(DIRECTION):
Filter the records below and copy every line containing the word "text".

Dataset records
◇ ◇ ◇
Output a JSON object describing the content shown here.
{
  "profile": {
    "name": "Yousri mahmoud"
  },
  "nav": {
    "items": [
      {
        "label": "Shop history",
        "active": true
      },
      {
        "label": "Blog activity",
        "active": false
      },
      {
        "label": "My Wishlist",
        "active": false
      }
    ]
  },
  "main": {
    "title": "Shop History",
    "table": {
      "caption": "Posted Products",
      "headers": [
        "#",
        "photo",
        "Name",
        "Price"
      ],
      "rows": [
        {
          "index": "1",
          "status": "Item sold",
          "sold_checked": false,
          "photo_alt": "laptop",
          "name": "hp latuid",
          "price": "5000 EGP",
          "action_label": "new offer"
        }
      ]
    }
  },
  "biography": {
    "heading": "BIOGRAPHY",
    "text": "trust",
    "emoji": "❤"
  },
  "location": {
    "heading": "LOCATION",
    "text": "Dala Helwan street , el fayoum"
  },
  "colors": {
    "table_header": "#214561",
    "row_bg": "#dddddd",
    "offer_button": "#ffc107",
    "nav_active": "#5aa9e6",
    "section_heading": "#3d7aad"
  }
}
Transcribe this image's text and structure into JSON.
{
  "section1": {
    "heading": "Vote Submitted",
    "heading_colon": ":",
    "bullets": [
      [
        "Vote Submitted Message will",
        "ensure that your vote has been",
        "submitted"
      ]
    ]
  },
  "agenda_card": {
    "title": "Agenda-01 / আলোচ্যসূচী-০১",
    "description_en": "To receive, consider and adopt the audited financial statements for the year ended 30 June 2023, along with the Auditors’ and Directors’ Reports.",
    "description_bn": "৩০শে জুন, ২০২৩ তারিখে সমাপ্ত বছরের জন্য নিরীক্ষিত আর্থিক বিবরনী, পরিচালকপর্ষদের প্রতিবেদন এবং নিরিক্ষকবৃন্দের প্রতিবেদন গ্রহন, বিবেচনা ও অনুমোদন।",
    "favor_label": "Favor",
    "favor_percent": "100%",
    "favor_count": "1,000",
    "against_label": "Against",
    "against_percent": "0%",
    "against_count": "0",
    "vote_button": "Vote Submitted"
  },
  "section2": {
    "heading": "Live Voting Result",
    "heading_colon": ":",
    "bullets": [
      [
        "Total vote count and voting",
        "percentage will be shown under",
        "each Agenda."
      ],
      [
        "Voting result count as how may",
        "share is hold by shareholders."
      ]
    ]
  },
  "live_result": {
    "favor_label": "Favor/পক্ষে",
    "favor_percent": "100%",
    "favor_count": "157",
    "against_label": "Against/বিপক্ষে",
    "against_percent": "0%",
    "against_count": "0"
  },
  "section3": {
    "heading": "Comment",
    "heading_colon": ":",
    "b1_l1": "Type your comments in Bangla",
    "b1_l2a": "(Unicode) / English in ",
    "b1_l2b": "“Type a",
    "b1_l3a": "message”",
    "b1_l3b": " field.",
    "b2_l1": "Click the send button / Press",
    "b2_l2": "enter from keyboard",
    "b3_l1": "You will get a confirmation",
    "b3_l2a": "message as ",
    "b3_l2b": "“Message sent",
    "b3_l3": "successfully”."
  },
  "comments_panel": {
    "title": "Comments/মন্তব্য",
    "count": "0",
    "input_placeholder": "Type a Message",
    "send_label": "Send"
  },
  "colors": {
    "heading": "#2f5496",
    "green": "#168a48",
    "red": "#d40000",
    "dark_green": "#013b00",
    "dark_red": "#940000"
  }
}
◇ ◇ ◇
(CORRECT ANSWER):
    "text": "trust",
    "text": "Dala Helwan street , el fayoum"
Transcribe this image's text and structure into JSON.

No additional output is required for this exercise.